-- WHAT YOU NEED TO DO --
Wherever "materiały" appears in a line, copy that line.

-- STORED RECORDS --
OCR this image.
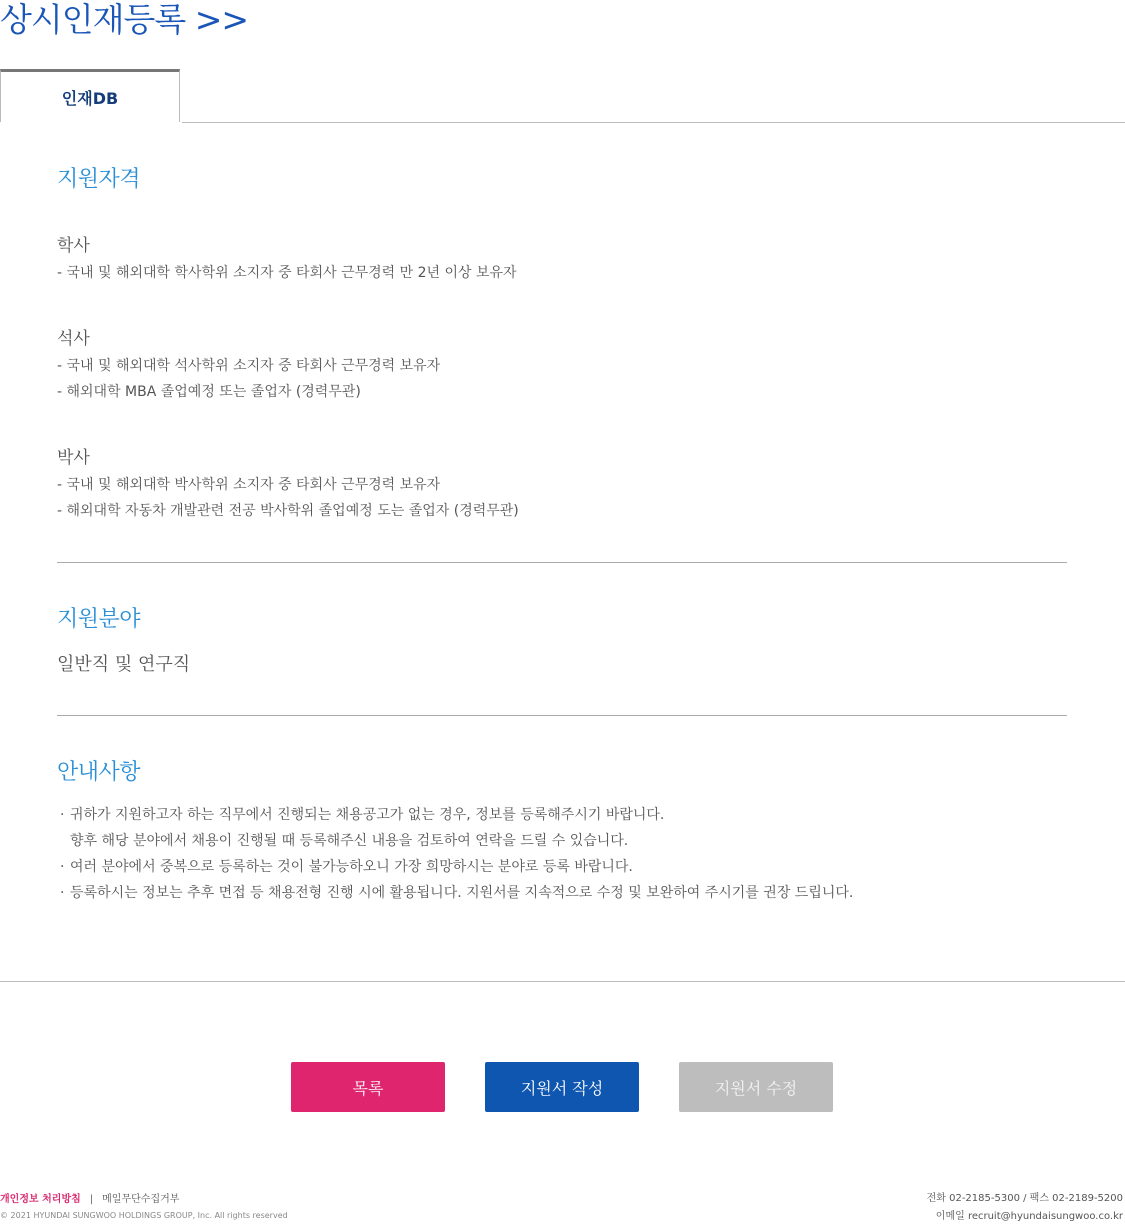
상시인재등록 >>
인재DB
지원자격
학사

- 국내 및 해외대학 학사학위 소지자 중 타회사 근무경력 만 2년 이상 보유자

석사

- 국내 및 해외대학 석사학위 소지자 중 타회사 근무경력 보유자

- 해외대학 MBA 졸업예정 또는 졸업자 (경력무관)

박사

- 국내 및 해외대학 박사학위 소지자 중 타회사 근무경력 보유자

- 해외대학 자동차 개발관련 전공 박사학위 졸업예정 도는 졸업자 (경력무관)

지원분야

일반직 및 연구직

안내사항
· 귀하가 지원하고자 하는 직무에서 진행되는 채용공고가 없는 경우, 정보를 등록해주시기 바랍니다.
향후 해당 분야에서 채용이 진행될 때 등록해주신 내용을 검토하여 연락을 드릴 수 있습니다.
· 여러 분야에서 중복으로 등록하는 것이 불가능하오니 가장 희망하시는 분야로 등록 바랍니다.
· 등록하시는 정보는 추후 면접 등 채용전형 진행 시에 활용됩니다. 지원서를 지속적으로 수정 및 보완하여 주시기를 권장 드립니다.
목록	지원서 작성	지원서 수정
개인정보 처리방침 | 메일무단수집거부
© 2021 HYUNDAI SUNGWOO HOLDINGS GROUP, Inc. All rights reserved
전화 02-2185-5300 / 팩스 02-2189-5200
이메일 recruit@hyundaisungwoo.co.kr
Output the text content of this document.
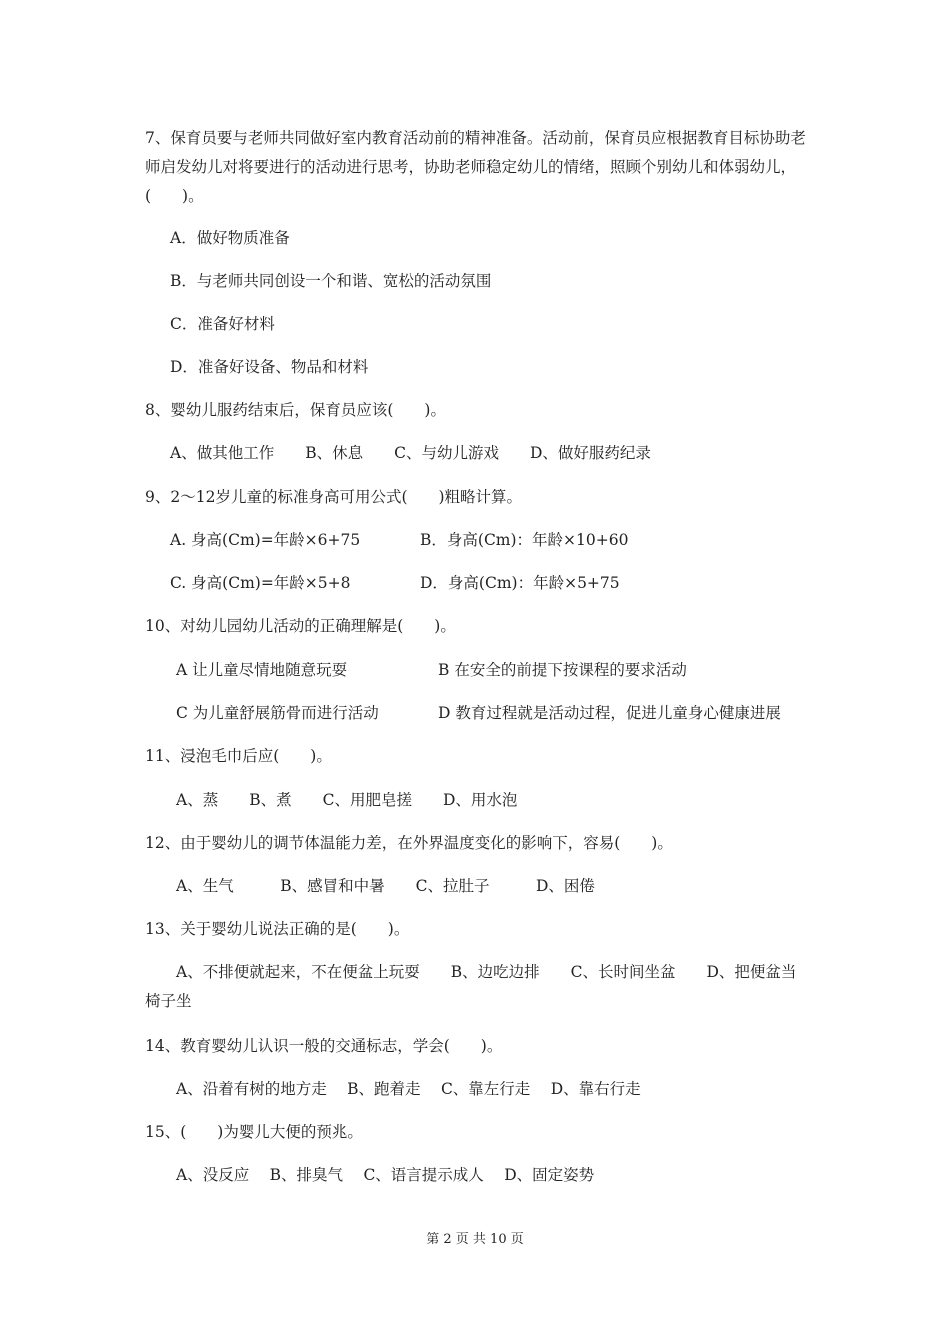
7、保育员要与老师共同做好室内教育活动前的精神准备。活动前，保育员应根据教育目标协助老师启发幼儿对将要进行的活动进行思考，协助老师稳定幼儿的情绪，照顾个别幼儿和体弱幼儿，(　　)。
A．做好物质准备
B．与老师共同创设一个和谐、宽松的活动氛围
C．准备好材料
D．准备好设备、物品和材料
8、婴幼儿服药结束后，保育员应该(　　)。
A、做其他工作　　B、休息　　C、与幼儿游戏　　D、做好服药纪录
9、2～12岁儿童的标准身高可用公式(　　)粗略计算。
A. 身高(Cm)=年龄×6+75	B．身高(Cm)：年龄×10+60
C. 身高(Cm)=年龄×5+8	D．身高(Cm)：年龄×5+75
10、对幼儿园幼儿活动的正确理解是(　　)。
A 让儿童尽情地随意玩耍	B 在安全的前提下按课程的要求活动
C 为儿童舒展筋骨而进行活动	D 教育过程就是活动过程，促进儿童身心健康进展
11、浸泡毛巾后应(　　)。
A、蒸　　B、煮　　C、用肥皂搓　　D、用水泡
12、由于婴幼儿的调节体温能力差，在外界温度变化的影响下，容易(　　)。
A、生气　　　B、感冒和中暑　　C、拉肚子　　　D、困倦
13、关于婴幼儿说法正确的是(　　)。
A、不排便就起来，不在便盆上玩耍　　B、边吃边排　　C、长时间坐盆　　D、把便盆当椅子坐
14、教育婴幼儿认识一般的交通标志，学会(　　)。
A、沿着有树的地方走　 B、跑着走　 C、靠左行走　 D、靠右行走
15、(　　)为婴儿大便的预兆。
A、没反应　 B、排臭气　 C、语言提示成人　 D、固定姿势
第 2 页 共 10 页
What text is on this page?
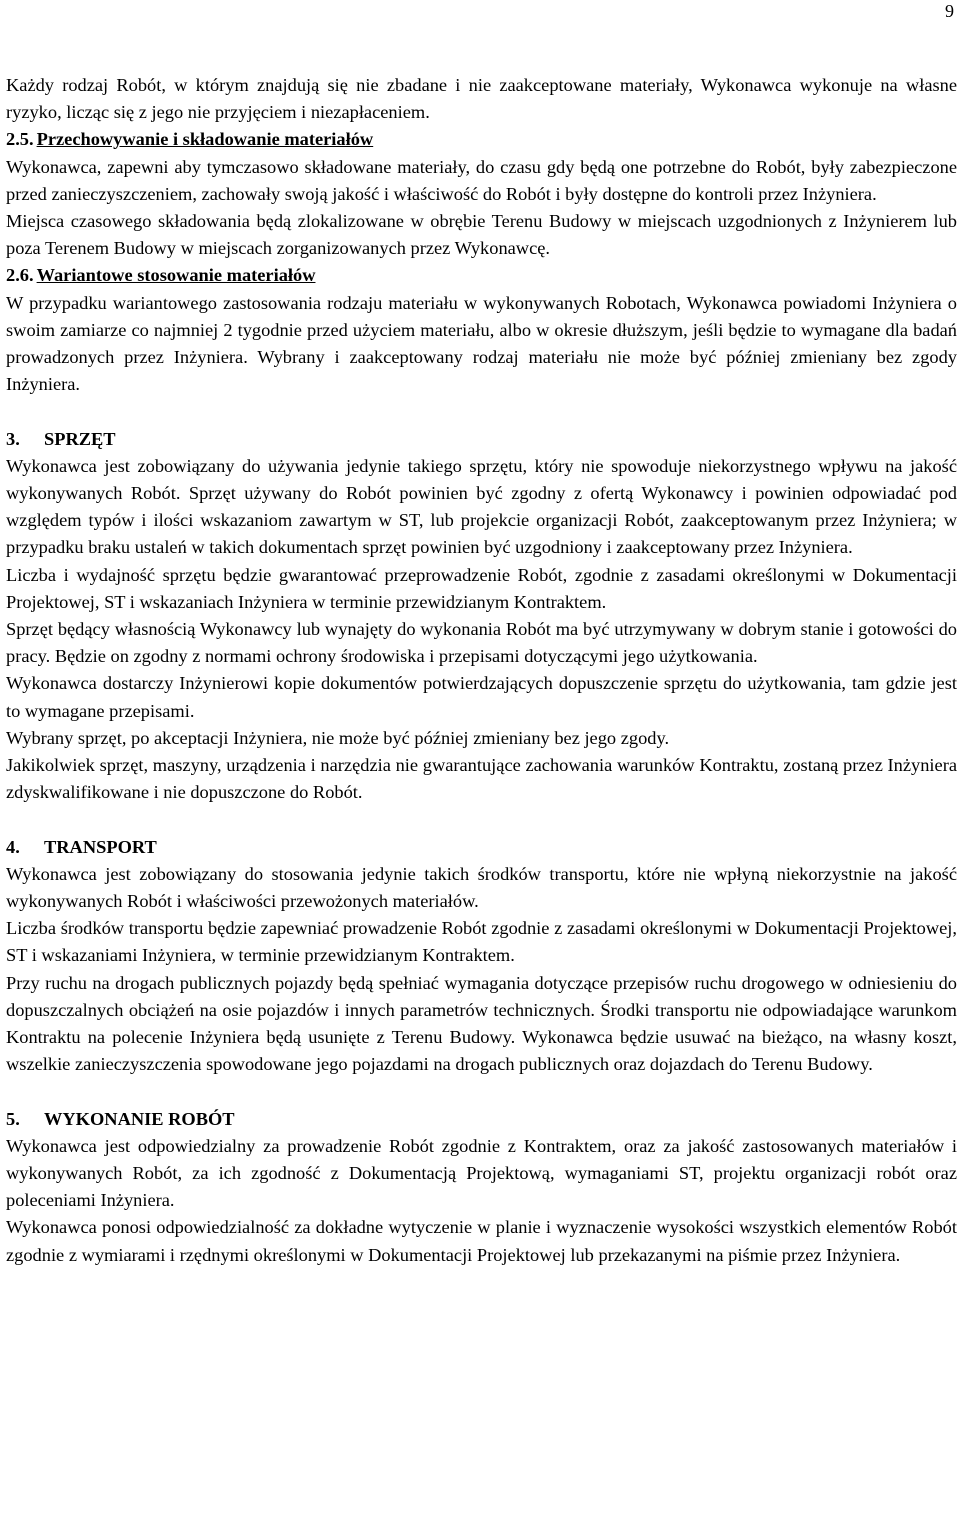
9

Każdy rodzaj Robót, w którym znajdują się nie zbadane i nie zaakceptowane materiały, Wykonawca wykonuje na własne ryzyko, licząc się z jego nie przyjęciem i niezapłaceniem.

2.5. Przechowywanie i składowanie materiałów

Wykonawca, zapewni aby tymczasowo składowane materiały, do czasu gdy będą one potrzebne do Robót, były zabezpieczone przed zanieczyszczeniem, zachowały swoją jakość i właściwość do Robót i były dostępne do kontroli przez Inżyniera.

Miejsca czasowego składowania będą zlokalizowane w obrębie Terenu Budowy w miejscach uzgodnionych z Inżynierem lub poza Terenem Budowy w miejscach zorganizowanych przez Wykonawcę.

2.6. Wariantowe stosowanie materiałów

W przypadku wariantowego zastosowania rodzaju materiału w wykonywanych Robotach, Wykonawca powiadomi Inżyniera o swoim zamiarze co najmniej 2 tygodnie przed użyciem materiału, albo w okresie dłuższym, jeśli będzie to wymagane dla badań prowadzonych przez Inżyniera. Wybrany i zaakceptowany rodzaj materiału nie może być później zmieniany bez zgody Inżyniera.

3. SPRZĘT

Wykonawca jest zobowiązany do używania jedynie takiego sprzętu, który nie spowoduje niekorzystnego wpływu na jakość wykonywanych Robót. Sprzęt używany do Robót powinien być zgodny z ofertą Wykonawcy i powinien odpowiadać pod względem typów i ilości wskazaniom zawartym w ST, lub projekcie organizacji Robót, zaakceptowanym przez Inżyniera; w przypadku braku ustaleń w takich dokumentach sprzęt powinien być uzgodniony i zaakceptowany przez Inżyniera.

Liczba i wydajność sprzętu będzie gwarantować przeprowadzenie Robót, zgodnie z zasadami określonymi w Dokumentacji Projektowej, ST i wskazaniach Inżyniera w terminie przewidzianym Kontraktem.

Sprzęt będący własnością Wykonawcy lub wynajęty do wykonania Robót ma być utrzymywany w dobrym stanie i gotowości do pracy. Będzie on zgodny z normami ochrony środowiska i przepisami dotyczącymi jego użytkowania.

Wykonawca dostarczy Inżynierowi kopie dokumentów potwierdzających dopuszczenie sprzętu do użytkowania, tam gdzie jest to wymagane przepisami.

Wybrany sprzęt, po akceptacji Inżyniera, nie może być później zmieniany bez jego zgody.

Jakikolwiek sprzęt, maszyny, urządzenia i narzędzia nie gwarantujące zachowania warunków Kontraktu, zostaną przez Inżyniera zdyskwalifikowane i nie dopuszczone do Robót.

4. TRANSPORT

Wykonawca jest zobowiązany do stosowania jedynie takich środków transportu, które nie wpłyną niekorzystnie na jakość wykonywanych Robót i właściwości przewożonych materiałów.

Liczba środków transportu będzie zapewniać prowadzenie Robót zgodnie z zasadami określonymi w Dokumentacji Projektowej, ST i wskazaniami Inżyniera, w terminie przewidzianym Kontraktem.

Przy ruchu na drogach publicznych pojazdy będą spełniać wymagania dotyczące przepisów ruchu drogowego w odniesieniu do dopuszczalnych obciążeń na osie pojazdów i innych parametrów technicznych. Środki transportu nie odpowiadające warunkom Kontraktu na polecenie Inżyniera będą usunięte z Terenu Budowy. Wykonawca będzie usuwać na bieżąco, na własny koszt, wszelkie zanieczyszczenia spowodowane jego pojazdami na drogach publicznych oraz dojazdach do Terenu Budowy.

5. WYKONANIE ROBÓT

Wykonawca jest odpowiedzialny za prowadzenie Robót zgodnie z Kontraktem, oraz za jakość zastosowanych materiałów i wykonywanych Robót, za ich zgodność z Dokumentacją Projektową, wymaganiami ST, projektu organizacji robót oraz poleceniami Inżyniera.

Wykonawca ponosi odpowiedzialność za dokładne wytyczenie w planie i wyznaczenie wysokości wszystkich elementów Robót zgodnie z wymiarami i rzędnymi określonymi w Dokumentacji Projektowej lub przekazanymi na piśmie przez Inżyniera.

-- ANSWER TO THIS TASK --
Każdy rodzaj Robót, w którym znajdują się nie zbadane i nie zaakceptowane materiały, Wykonawca wykonuje na własne ryzyko, licząc się z jego nie przyjęciem i niezapłaceniem.
Wykonawca, zapewni aby tymczasowo składowane materiały, do czasu gdy będą one potrzebne do Robót, były zabezpieczone przed zanieczyszczeniem, zachowały swoją jakość i właściwość do Robót i były dostępne do kontroli przez Inżyniera.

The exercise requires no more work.